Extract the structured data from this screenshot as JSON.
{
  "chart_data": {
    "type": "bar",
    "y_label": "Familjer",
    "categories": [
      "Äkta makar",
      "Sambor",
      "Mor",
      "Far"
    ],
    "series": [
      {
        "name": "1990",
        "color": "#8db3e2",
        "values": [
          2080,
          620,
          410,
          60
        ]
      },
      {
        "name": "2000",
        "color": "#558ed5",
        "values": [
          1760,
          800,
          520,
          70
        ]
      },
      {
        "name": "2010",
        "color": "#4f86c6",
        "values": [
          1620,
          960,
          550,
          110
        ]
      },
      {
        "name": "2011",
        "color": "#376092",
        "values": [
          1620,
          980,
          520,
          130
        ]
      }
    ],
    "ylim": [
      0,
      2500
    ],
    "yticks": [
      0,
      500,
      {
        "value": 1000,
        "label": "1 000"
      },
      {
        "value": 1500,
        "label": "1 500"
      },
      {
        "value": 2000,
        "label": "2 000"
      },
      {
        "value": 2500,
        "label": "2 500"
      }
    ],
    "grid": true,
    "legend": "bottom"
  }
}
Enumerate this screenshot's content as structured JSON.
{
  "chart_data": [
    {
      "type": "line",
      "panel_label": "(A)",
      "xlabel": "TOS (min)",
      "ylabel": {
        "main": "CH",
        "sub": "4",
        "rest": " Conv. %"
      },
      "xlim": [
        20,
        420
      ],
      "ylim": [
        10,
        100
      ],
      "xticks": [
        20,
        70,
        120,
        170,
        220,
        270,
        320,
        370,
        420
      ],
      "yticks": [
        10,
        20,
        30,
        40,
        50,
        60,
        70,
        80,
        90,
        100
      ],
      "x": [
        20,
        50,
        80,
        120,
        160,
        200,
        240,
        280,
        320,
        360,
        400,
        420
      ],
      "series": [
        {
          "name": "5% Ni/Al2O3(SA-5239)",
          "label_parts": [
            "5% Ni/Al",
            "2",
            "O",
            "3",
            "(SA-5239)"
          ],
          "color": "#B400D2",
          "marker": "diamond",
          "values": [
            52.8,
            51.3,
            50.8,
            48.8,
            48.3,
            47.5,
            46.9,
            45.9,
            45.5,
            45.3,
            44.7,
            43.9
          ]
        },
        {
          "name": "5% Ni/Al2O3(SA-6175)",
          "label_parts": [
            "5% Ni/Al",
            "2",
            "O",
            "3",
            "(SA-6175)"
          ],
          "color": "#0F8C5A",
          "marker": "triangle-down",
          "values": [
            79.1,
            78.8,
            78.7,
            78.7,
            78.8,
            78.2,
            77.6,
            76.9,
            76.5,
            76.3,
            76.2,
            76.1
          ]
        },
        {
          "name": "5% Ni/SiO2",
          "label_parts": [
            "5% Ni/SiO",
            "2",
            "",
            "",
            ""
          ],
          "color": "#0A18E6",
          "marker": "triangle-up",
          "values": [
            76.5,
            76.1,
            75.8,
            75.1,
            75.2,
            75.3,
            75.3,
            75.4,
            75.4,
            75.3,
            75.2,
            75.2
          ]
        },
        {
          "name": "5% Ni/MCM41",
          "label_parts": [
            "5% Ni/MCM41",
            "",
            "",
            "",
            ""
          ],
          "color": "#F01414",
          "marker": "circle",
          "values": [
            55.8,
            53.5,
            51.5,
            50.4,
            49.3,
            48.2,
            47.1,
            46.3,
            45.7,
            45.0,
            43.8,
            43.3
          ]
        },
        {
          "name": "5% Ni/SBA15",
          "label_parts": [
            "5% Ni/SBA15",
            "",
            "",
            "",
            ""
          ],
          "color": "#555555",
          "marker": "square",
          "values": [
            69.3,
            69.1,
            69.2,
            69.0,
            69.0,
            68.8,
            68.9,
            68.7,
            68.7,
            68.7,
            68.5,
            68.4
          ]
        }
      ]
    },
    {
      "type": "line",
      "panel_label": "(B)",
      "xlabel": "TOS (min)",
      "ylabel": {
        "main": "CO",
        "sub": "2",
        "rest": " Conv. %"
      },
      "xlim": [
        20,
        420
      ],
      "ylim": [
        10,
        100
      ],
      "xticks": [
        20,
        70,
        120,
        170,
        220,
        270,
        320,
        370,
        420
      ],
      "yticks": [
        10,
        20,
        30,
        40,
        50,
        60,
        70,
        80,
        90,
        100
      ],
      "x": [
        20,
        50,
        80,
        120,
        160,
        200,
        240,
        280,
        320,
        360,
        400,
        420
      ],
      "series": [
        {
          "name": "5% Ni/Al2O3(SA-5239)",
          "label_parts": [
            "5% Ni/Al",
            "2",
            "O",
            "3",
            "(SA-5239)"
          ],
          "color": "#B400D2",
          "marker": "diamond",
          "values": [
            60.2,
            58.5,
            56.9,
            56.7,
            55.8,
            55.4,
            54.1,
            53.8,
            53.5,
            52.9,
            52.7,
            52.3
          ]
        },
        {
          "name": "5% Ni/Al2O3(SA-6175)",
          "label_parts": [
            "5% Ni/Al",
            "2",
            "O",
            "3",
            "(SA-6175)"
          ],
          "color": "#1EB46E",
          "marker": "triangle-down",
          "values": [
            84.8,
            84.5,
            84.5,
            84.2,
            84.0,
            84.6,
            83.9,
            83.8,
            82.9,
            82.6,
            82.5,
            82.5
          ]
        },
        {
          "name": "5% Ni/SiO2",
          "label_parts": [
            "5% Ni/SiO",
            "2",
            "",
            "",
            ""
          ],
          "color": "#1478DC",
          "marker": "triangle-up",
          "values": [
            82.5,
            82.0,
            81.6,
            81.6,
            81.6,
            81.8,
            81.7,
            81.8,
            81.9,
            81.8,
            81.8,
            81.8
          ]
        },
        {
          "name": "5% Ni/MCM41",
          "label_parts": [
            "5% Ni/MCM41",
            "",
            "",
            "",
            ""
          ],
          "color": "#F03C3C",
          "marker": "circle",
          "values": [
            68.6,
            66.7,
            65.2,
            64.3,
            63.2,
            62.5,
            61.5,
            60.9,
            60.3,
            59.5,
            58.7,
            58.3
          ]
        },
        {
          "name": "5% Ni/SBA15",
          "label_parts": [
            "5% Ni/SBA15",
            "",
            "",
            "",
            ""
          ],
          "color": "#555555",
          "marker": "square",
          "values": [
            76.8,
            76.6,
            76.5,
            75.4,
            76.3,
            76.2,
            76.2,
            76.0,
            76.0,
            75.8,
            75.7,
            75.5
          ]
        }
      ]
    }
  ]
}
====================
> [Exercise directions]:
Output the lines above verbatim and in full.

> [Task solution]:
Extract the structured data from this screenshot as JSON.
{
  "chart_data": {
    "type": "bar",
    "y_label": "Familjer",
    "categories": [
      "Äkta makar",
      "Sambor",
      "Mor",
      "Far"
    ],
    "series": [
      {
        "name": "1990",
        "color": "#8db3e2",
        "values": [
          2080,
          620,
          410,
          60
        ]
      },
      {
        "name": "2000",
        "color": "#558ed5",
        "values": [
          1760,
          800,
          520,
          70
        ]
      },
      {
        "name": "2010",
        "color": "#4f86c6",
        "values": [
          1620,
          960,
          550,
          110
        ]
      },
      {
        "name": "2011",
        "color": "#376092",
        "values": [
          1620,
          980,
          520,
          130
        ]
      }
    ],
    "ylim": [
      0,
      2500
    ],
    "yticks": [
      0,
      500,
      {
        "value": 1000,
        "label": "1 000"
      },
      {
        "value": 1500,
        "label": "1 500"
      },
      {
        "value": 2000,
        "label": "2 000"
      },
      {
        "value": 2500,
        "label": "2 500"
      }
    ],
    "grid": true,
    "legend": "bottom"
  }
}
Enumerate this screenshot's content as structured JSON.
{
  "chart_data": [
    {
      "type": "line",
      "panel_label": "(A)",
      "xlabel": "TOS (min)",
      "ylabel": {
        "main": "CH",
        "sub": "4",
        "rest": " Conv. %"
      },
      "xlim": [
        20,
        420
      ],
      "ylim": [
        10,
        100
      ],
      "xticks": [
        20,
        70,
        120,
        170,
        220,
        270,
        320,
        370,
        420
      ],
      "yticks": [
        10,
        20,
        30,
        40,
        50,
        60,
        70,
        80,
        90,
        100
      ],
      "x": [
        20,
        50,
        80,
        120,
        160,
        200,
        240,
        280,
        320,
        360,
        400,
        420
      ],
      "series": [
        {
          "name": "5% Ni/Al2O3(SA-5239)",
          "label_parts": [
            "5% Ni/Al",
            "2",
            "O",
            "3",
            "(SA-5239)"
          ],
          "color": "#B400D2",
          "marker": "diamond",
          "values": [
            52.8,
            51.3,
            50.8,
            48.8,
            48.3,
            47.5,
            46.9,
            45.9,
            45.5,
            45.3,
            44.7,
            43.9
          ]
        },
        {
          "name": "5% Ni/Al2O3(SA-6175)",
          "label_parts": [
            "5% Ni/Al",
            "2",
            "O",
            "3",
            "(SA-6175)"
          ],
          "color": "#0F8C5A",
          "marker": "triangle-down",
          "values": [
            79.1,
            78.8,
            78.7,
            78.7,
            78.8,
            78.2,
            77.6,
            76.9,
            76.5,
            76.3,
            76.2,
            76.1
          ]
        },
        {
          "name": "5% Ni/SiO2",
          "label_parts": [
            "5% Ni/SiO",
            "2",
            "",
            "",
            ""
          ],
          "color": "#0A18E6",
          "marker": "triangle-up",
          "values": [
            76.5,
            76.1,
            75.8,
            75.1,
            75.2,
            75.3,
            75.3,
            75.4,
            75.4,
            75.3,
            75.2,
            75.2
          ]
        },
        {
          "name": "5% Ni/MCM41",
          "label_parts": [
            "5% Ni/MCM41",
            "",
            "",
            "",
            ""
          ],
          "color": "#F01414",
          "marker": "circle",
          "values": [
            55.8,
            53.5,
            51.5,
            50.4,
            49.3,
            48.2,
            47.1,
            46.3,
            45.7,
            45.0,
            43.8,
            43.3
          ]
        },
        {
          "name": "5% Ni/SBA15",
          "label_parts": [
            "5% Ni/SBA15",
            "",
            "",
            "",
            ""
          ],
          "color": "#555555",
          "marker": "square",
          "values": [
            69.3,
            69.1,
            69.2,
            69.0,
            69.0,
            68.8,
            68.9,
            68.7,
            68.7,
            68.7,
            68.5,
            68.4
          ]
        }
      ]
    },
    {
      "type": "line",
      "panel_label": "(B)",
      "xlabel": "TOS (min)",
      "ylabel": {
        "main": "CO",
        "sub": "2",
        "rest": " Conv. %"
      },
      "xlim": [
        20,
        420
      ],
      "ylim": [
        10,
        100
      ],
      "xticks": [
        20,
        70,
        120,
        170,
        220,
        270,
        320,
        370,
        420
      ],
      "yticks": [
        10,
        20,
        30,
        40,
        50,
        60,
        70,
        80,
        90,
        100
      ],
      "x": [
        20,
        50,
        80,
        120,
        160,
        200,
        240,
        280,
        320,
        360,
        400,
        420
      ],
      "series": [
        {
          "name": "5% Ni/Al2O3(SA-5239)",
          "label_parts": [
            "5% Ni/Al",
            "2",
            "O",
            "3",
            "(SA-5239)"
          ],
          "color": "#B400D2",
          "marker": "diamond",
          "values": [
            60.2,
            58.5,
            56.9,
            56.7,
            55.8,
            55.4,
            54.1,
            53.8,
            53.5,
            52.9,
            52.7,
            52.3
          ]
        },
        {
          "name": "5% Ni/Al2O3(SA-6175)",
          "label_parts": [
            "5% Ni/Al",
            "2",
            "O",
            "3",
            "(SA-6175)"
          ],
          "color": "#1EB46E",
          "marker": "triangle-down",
          "values": [
            84.8,
            84.5,
            84.5,
            84.2,
            84.0,
            84.6,
            83.9,
            83.8,
            82.9,
            82.6,
            82.5,
            82.5
          ]
        },
        {
          "name": "5% Ni/SiO2",
          "label_parts": [
            "5% Ni/SiO",
            "2",
            "",
            "",
            ""
          ],
          "color": "#1478DC",
          "marker": "triangle-up",
          "values": [
            82.5,
            82.0,
            81.6,
            81.6,
            81.6,
            81.8,
            81.7,
            81.8,
            81.9,
            81.8,
            81.8,
            81.8
          ]
        },
        {
          "name": "5% Ni/MCM41",
          "label_parts": [
            "5% Ni/MCM41",
            "",
            "",
            "",
            ""
          ],
          "color": "#F03C3C",
          "marker": "circle",
          "values": [
            68.6,
            66.7,
            65.2,
            64.3,
            63.2,
            62.5,
            61.5,
            60.9,
            60.3,
            59.5,
            58.7,
            58.3
          ]
        },
        {
          "name": "5% Ni/SBA15",
          "label_parts": [
            "5% Ni/SBA15",
            "",
            "",
            "",
            ""
          ],
          "color": "#555555",
          "marker": "square",
          "values": [
            76.8,
            76.6,
            76.5,
            75.4,
            76.3,
            76.2,
            76.2,
            76.0,
            76.0,
            75.8,
            75.7,
            75.5
          ]
        }
      ]
    }
  ]
}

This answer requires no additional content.